* YOUR INSTRUCTIONS
The records below should be written out again, exactly.

Stored data:
%%
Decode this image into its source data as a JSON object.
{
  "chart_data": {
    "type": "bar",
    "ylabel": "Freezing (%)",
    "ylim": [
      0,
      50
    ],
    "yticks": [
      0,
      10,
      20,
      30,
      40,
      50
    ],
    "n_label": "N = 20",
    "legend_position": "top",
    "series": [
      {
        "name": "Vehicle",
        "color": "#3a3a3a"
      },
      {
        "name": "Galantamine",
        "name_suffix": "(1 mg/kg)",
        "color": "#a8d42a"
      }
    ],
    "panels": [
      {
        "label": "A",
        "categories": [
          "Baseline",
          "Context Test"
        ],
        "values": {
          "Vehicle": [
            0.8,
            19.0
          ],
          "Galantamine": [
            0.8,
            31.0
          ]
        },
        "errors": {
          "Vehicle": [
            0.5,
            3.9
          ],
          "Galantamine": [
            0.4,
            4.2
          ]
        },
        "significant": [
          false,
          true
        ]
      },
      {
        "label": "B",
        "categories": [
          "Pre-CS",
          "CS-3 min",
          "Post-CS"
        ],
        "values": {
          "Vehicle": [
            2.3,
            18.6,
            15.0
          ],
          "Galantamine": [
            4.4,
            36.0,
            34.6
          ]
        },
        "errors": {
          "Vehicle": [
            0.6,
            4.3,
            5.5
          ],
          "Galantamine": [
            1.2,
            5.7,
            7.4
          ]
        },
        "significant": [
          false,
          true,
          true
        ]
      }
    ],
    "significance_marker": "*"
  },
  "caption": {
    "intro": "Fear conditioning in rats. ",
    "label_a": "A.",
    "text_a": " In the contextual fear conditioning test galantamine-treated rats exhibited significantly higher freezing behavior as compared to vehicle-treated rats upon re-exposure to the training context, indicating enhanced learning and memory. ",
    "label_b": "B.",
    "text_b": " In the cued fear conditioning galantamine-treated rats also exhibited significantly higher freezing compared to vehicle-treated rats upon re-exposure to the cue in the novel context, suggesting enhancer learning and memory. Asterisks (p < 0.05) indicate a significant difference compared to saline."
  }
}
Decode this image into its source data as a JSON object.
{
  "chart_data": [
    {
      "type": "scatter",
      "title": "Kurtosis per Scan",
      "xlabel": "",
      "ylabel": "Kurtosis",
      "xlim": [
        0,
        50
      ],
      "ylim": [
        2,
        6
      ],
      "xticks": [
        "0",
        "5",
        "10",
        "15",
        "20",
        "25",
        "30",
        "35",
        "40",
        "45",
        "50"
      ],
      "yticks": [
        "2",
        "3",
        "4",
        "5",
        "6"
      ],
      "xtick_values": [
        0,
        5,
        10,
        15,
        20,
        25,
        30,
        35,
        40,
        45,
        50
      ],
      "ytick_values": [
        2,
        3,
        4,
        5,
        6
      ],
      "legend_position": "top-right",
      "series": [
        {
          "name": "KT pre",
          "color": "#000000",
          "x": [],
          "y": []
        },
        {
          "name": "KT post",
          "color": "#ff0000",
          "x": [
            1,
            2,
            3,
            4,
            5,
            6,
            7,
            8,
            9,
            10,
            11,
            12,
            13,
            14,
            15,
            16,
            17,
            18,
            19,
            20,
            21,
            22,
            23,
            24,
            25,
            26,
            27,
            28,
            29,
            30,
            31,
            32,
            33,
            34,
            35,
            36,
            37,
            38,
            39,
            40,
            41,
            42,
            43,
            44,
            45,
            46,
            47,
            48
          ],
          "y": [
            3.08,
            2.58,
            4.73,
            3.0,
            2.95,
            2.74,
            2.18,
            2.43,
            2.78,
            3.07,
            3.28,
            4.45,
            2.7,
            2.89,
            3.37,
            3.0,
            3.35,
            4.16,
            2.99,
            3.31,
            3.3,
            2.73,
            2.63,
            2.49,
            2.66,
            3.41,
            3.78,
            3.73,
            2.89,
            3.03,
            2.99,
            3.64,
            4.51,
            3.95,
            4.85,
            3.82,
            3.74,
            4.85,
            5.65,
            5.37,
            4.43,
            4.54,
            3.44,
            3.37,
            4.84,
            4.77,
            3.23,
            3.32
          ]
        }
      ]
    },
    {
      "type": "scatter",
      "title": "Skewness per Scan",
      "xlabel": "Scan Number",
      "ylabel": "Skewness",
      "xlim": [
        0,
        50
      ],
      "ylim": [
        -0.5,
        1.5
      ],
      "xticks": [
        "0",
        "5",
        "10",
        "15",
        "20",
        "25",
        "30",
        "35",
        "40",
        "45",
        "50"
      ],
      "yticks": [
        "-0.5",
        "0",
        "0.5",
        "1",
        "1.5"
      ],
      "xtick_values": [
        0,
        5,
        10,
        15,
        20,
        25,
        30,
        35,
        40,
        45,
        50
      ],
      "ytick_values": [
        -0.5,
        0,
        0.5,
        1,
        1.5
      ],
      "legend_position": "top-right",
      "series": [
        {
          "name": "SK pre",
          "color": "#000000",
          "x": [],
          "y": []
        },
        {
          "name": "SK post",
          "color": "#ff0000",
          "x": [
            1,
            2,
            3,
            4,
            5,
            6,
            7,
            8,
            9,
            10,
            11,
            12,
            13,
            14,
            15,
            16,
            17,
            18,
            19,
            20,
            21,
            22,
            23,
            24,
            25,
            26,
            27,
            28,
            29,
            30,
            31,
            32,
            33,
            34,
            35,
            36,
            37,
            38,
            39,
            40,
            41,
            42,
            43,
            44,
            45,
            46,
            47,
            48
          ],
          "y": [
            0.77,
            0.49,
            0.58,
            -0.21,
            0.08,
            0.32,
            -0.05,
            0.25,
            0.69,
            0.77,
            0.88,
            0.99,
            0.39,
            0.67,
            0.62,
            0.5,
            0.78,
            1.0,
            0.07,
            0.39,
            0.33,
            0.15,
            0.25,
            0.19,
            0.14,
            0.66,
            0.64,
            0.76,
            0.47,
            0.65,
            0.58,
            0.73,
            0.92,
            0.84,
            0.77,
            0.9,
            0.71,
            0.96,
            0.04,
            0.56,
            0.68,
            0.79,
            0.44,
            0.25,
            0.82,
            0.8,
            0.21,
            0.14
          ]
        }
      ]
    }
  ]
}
%%
* ANSWER FOR THE TASK
Decode this image into its source data as a JSON object.
{
  "chart_data": {
    "type": "bar",
    "ylabel": "Freezing (%)",
    "ylim": [
      0,
      50
    ],
    "yticks": [
      0,
      10,
      20,
      30,
      40,
      50
    ],
    "n_label": "N = 20",
    "legend_position": "top",
    "series": [
      {
        "name": "Vehicle",
        "color": "#3a3a3a"
      },
      {
        "name": "Galantamine",
        "name_suffix": "(1 mg/kg)",
        "color": "#a8d42a"
      }
    ],
    "panels": [
      {
        "label": "A",
        "categories": [
          "Baseline",
          "Context Test"
        ],
        "values": {
          "Vehicle": [
            0.8,
            19.0
          ],
          "Galantamine": [
            0.8,
            31.0
          ]
        },
        "errors": {
          "Vehicle": [
            0.5,
            3.9
          ],
          "Galantamine": [
            0.4,
            4.2
          ]
        },
        "significant": [
          false,
          true
        ]
      },
      {
        "label": "B",
        "categories": [
          "Pre-CS",
          "CS-3 min",
          "Post-CS"
        ],
        "values": {
          "Vehicle": [
            2.3,
            18.6,
            15.0
          ],
          "Galantamine": [
            4.4,
            36.0,
            34.6
          ]
        },
        "errors": {
          "Vehicle": [
            0.6,
            4.3,
            5.5
          ],
          "Galantamine": [
            1.2,
            5.7,
            7.4
          ]
        },
        "significant": [
          false,
          true,
          true
        ]
      }
    ],
    "significance_marker": "*"
  },
  "caption": {
    "intro": "Fear conditioning in rats. ",
    "label_a": "A.",
    "text_a": " In the contextual fear conditioning test galantamine-treated rats exhibited significantly higher freezing behavior as compared to vehicle-treated rats upon re-exposure to the training context, indicating enhanced learning and memory. ",
    "label_b": "B.",
    "text_b": " In the cued fear conditioning galantamine-treated rats also exhibited significantly higher freezing compared to vehicle-treated rats upon re-exposure to the cue in the novel context, suggesting enhancer learning and memory. Asterisks (p < 0.05) indicate a significant difference compared to saline."
  }
}
Decode this image into its source data as a JSON object.
{
  "chart_data": [
    {
      "type": "scatter",
      "title": "Kurtosis per Scan",
      "xlabel": "",
      "ylabel": "Kurtosis",
      "xlim": [
        0,
        50
      ],
      "ylim": [
        2,
        6
      ],
      "xticks": [
        "0",
        "5",
        "10",
        "15",
        "20",
        "25",
        "30",
        "35",
        "40",
        "45",
        "50"
      ],
      "yticks": [
        "2",
        "3",
        "4",
        "5",
        "6"
      ],
      "xtick_values": [
        0,
        5,
        10,
        15,
        20,
        25,
        30,
        35,
        40,
        45,
        50
      ],
      "ytick_values": [
        2,
        3,
        4,
        5,
        6
      ],
      "legend_position": "top-right",
      "series": [
        {
          "name": "KT pre",
          "color": "#000000",
          "x": [],
          "y": []
        },
        {
          "name": "KT post",
          "color": "#ff0000",
          "x": [
            1,
            2,
            3,
            4,
            5,
            6,
            7,
            8,
            9,
            10,
            11,
            12,
            13,
            14,
            15,
            16,
            17,
            18,
            19,
            20,
            21,
            22,
            23,
            24,
            25,
            26,
            27,
            28,
            29,
            30,
            31,
            32,
            33,
            34,
            35,
            36,
            37,
            38,
            39,
            40,
            41,
            42,
            43,
            44,
            45,
            46,
            47,
            48
          ],
          "y": [
            3.08,
            2.58,
            4.73,
            3.0,
            2.95,
            2.74,
            2.18,
            2.43,
            2.78,
            3.07,
            3.28,
            4.45,
            2.7,
            2.89,
            3.37,
            3.0,
            3.35,
            4.16,
            2.99,
            3.31,
            3.3,
            2.73,
            2.63,
            2.49,
            2.66,
            3.41,
            3.78,
            3.73,
            2.89,
            3.03,
            2.99,
            3.64,
            4.51,
            3.95,
            4.85,
            3.82,
            3.74,
            4.85,
            5.65,
            5.37,
            4.43,
            4.54,
            3.44,
            3.37,
            4.84,
            4.77,
            3.23,
            3.32
          ]
        }
      ]
    },
    {
      "type": "scatter",
      "title": "Skewness per Scan",
      "xlabel": "Scan Number",
      "ylabel": "Skewness",
      "xlim": [
        0,
        50
      ],
      "ylim": [
        -0.5,
        1.5
      ],
      "xticks": [
        "0",
        "5",
        "10",
        "15",
        "20",
        "25",
        "30",
        "35",
        "40",
        "45",
        "50"
      ],
      "yticks": [
        "-0.5",
        "0",
        "0.5",
        "1",
        "1.5"
      ],
      "xtick_values": [
        0,
        5,
        10,
        15,
        20,
        25,
        30,
        35,
        40,
        45,
        50
      ],
      "ytick_values": [
        -0.5,
        0,
        0.5,
        1,
        1.5
      ],
      "legend_position": "top-right",
      "series": [
        {
          "name": "SK pre",
          "color": "#000000",
          "x": [],
          "y": []
        },
        {
          "name": "SK post",
          "color": "#ff0000",
          "x": [
            1,
            2,
            3,
            4,
            5,
            6,
            7,
            8,
            9,
            10,
            11,
            12,
            13,
            14,
            15,
            16,
            17,
            18,
            19,
            20,
            21,
            22,
            23,
            24,
            25,
            26,
            27,
            28,
            29,
            30,
            31,
            32,
            33,
            34,
            35,
            36,
            37,
            38,
            39,
            40,
            41,
            42,
            43,
            44,
            45,
            46,
            47,
            48
          ],
          "y": [
            0.77,
            0.49,
            0.58,
            -0.21,
            0.08,
            0.32,
            -0.05,
            0.25,
            0.69,
            0.77,
            0.88,
            0.99,
            0.39,
            0.67,
            0.62,
            0.5,
            0.78,
            1.0,
            0.07,
            0.39,
            0.33,
            0.15,
            0.25,
            0.19,
            0.14,
            0.66,
            0.64,
            0.76,
            0.47,
            0.65,
            0.58,
            0.73,
            0.92,
            0.84,
            0.77,
            0.9,
            0.71,
            0.96,
            0.04,
            0.56,
            0.68,
            0.79,
            0.44,
            0.25,
            0.82,
            0.8,
            0.21,
            0.14
          ]
        }
      ]
    }
  ]
}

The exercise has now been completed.